Exercise requirements> Find the lines that hold the word "Vaso" and return them.

Data records>
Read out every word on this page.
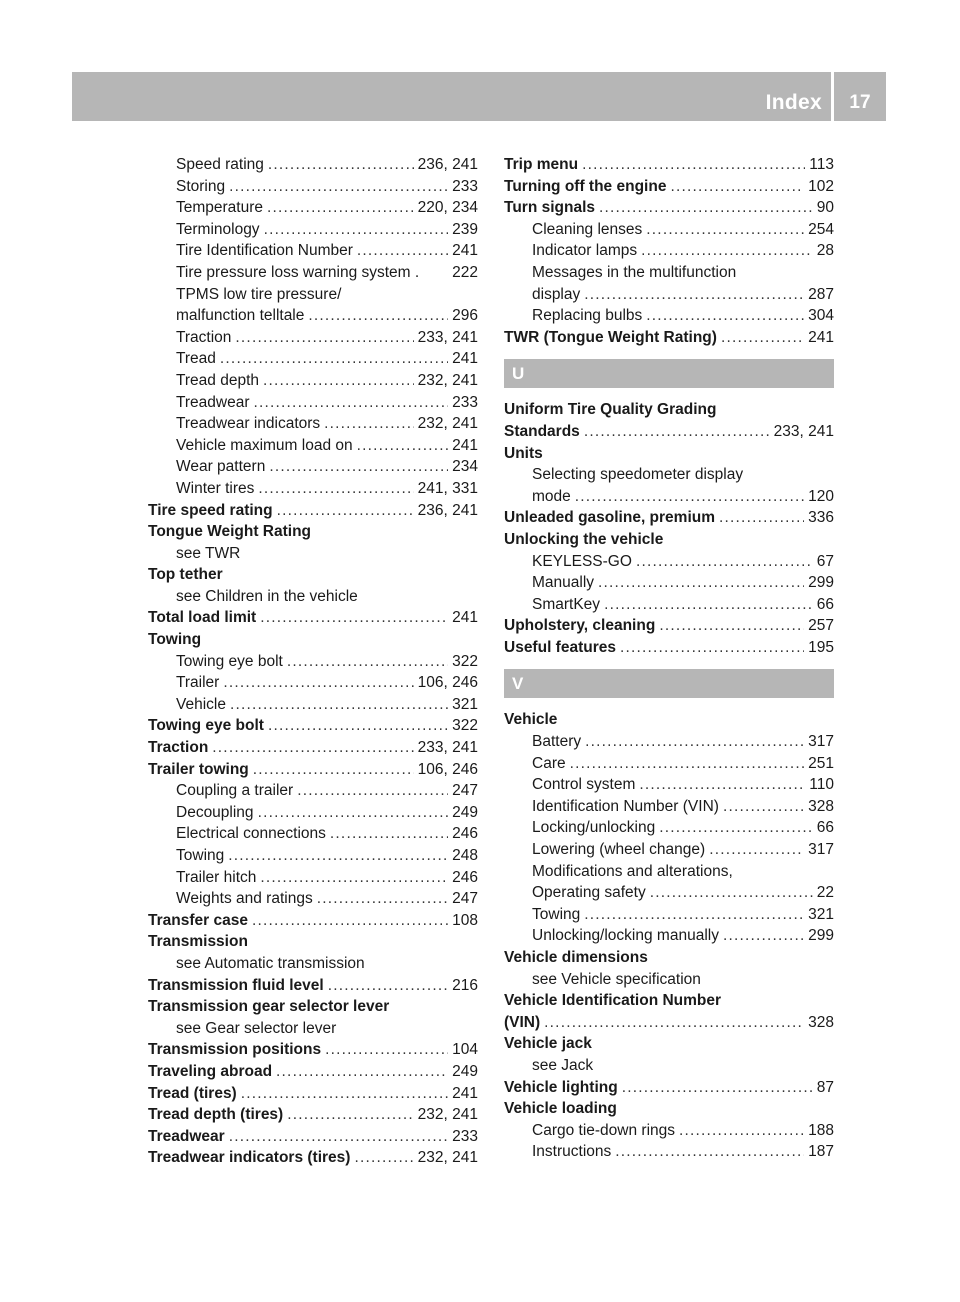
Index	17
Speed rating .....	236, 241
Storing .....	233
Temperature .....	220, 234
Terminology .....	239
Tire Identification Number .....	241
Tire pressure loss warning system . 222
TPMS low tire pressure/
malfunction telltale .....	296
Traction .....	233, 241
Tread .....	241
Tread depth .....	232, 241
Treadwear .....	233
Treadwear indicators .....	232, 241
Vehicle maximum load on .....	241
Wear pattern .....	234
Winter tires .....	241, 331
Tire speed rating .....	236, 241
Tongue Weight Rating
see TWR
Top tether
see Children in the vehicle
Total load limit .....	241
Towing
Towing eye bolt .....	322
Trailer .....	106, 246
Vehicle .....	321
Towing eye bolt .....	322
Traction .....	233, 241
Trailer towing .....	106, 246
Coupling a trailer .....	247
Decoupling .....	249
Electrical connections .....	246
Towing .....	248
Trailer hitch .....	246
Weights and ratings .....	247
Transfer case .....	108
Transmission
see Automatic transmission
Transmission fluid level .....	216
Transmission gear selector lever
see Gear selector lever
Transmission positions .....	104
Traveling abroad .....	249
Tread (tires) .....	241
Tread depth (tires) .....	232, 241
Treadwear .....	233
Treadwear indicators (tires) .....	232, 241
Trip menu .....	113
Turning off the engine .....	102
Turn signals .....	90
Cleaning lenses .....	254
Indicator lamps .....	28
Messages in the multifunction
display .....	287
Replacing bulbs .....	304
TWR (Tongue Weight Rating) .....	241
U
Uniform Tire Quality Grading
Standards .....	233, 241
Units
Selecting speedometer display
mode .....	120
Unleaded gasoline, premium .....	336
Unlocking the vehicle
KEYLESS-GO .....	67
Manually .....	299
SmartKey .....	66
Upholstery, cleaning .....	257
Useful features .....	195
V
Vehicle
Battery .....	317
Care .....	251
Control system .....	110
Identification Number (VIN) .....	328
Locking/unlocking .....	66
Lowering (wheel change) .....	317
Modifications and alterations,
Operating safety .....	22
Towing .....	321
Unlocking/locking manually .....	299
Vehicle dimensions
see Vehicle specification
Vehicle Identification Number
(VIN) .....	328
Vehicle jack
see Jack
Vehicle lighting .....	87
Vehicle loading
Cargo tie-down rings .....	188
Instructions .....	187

...

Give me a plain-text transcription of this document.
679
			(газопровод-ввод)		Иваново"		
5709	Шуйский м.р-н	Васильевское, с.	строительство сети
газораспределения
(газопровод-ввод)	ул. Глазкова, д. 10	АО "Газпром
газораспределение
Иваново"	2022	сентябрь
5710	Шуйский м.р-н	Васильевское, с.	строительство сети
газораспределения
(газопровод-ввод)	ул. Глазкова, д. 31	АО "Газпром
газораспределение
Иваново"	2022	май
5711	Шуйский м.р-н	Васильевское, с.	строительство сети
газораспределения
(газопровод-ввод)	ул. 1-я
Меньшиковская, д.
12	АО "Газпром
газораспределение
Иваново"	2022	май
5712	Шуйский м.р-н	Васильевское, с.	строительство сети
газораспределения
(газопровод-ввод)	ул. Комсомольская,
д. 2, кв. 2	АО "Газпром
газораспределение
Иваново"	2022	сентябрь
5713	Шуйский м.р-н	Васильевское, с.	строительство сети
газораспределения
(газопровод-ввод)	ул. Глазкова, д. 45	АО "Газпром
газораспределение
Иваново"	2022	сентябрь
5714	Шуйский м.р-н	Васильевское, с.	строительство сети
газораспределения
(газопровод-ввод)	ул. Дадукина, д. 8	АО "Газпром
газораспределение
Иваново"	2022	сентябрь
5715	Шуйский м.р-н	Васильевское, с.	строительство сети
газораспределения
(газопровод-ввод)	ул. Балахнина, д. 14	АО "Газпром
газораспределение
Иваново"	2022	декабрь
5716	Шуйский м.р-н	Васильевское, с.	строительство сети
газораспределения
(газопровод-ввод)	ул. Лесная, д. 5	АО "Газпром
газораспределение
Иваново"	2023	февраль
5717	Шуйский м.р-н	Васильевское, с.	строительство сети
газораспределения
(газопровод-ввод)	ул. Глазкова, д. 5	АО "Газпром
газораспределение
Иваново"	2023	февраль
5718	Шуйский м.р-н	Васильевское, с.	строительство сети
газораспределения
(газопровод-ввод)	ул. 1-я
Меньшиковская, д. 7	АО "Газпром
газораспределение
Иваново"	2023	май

* * *

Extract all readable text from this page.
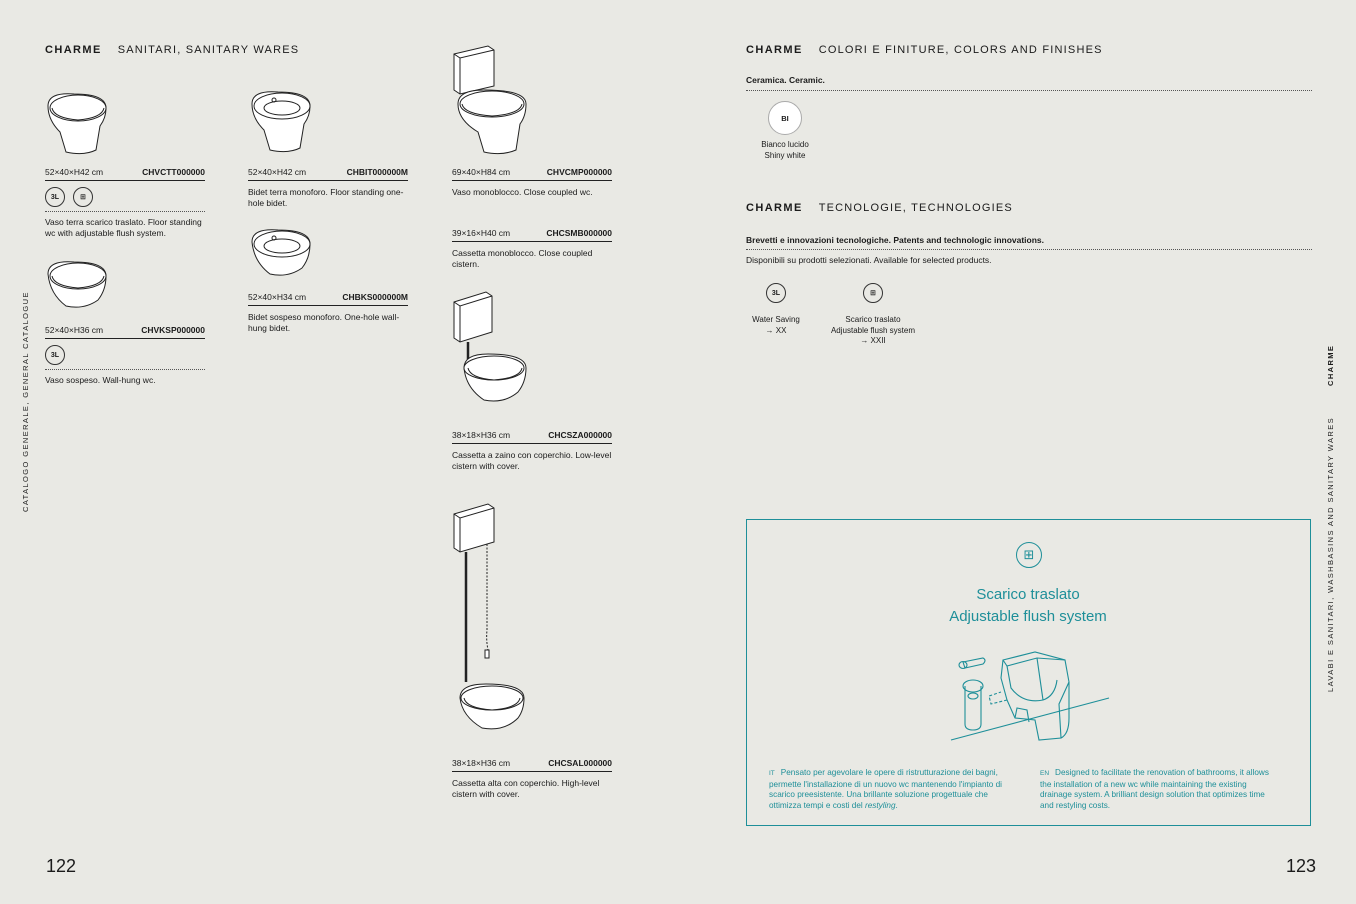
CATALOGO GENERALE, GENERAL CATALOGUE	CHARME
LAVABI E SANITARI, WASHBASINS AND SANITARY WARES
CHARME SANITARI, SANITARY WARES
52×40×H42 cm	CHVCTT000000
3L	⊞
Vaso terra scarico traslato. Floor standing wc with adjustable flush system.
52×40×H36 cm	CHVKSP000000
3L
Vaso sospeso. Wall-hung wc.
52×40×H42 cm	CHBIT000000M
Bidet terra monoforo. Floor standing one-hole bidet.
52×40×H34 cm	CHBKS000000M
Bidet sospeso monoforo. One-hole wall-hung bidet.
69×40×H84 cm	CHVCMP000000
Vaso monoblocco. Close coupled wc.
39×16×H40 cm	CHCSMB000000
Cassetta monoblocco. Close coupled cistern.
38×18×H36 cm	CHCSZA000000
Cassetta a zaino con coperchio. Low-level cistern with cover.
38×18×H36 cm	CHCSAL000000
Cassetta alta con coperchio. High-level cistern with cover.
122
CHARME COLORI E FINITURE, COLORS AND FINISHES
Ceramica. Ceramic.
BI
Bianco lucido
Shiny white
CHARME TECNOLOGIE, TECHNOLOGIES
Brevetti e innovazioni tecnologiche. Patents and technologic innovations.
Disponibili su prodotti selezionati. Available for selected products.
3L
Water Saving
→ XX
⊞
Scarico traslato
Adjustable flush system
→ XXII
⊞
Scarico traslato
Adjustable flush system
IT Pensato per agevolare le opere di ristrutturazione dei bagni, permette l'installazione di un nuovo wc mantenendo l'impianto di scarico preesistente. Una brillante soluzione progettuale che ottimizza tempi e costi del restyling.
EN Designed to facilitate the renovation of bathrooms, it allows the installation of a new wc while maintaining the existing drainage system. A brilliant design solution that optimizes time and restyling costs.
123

Exercise output>
Vaso terra scarico traslato. Floor standing wc with adjustable flush system.
Vaso sospeso. Wall-hung wc.
Vaso monoblocco. Close coupled wc.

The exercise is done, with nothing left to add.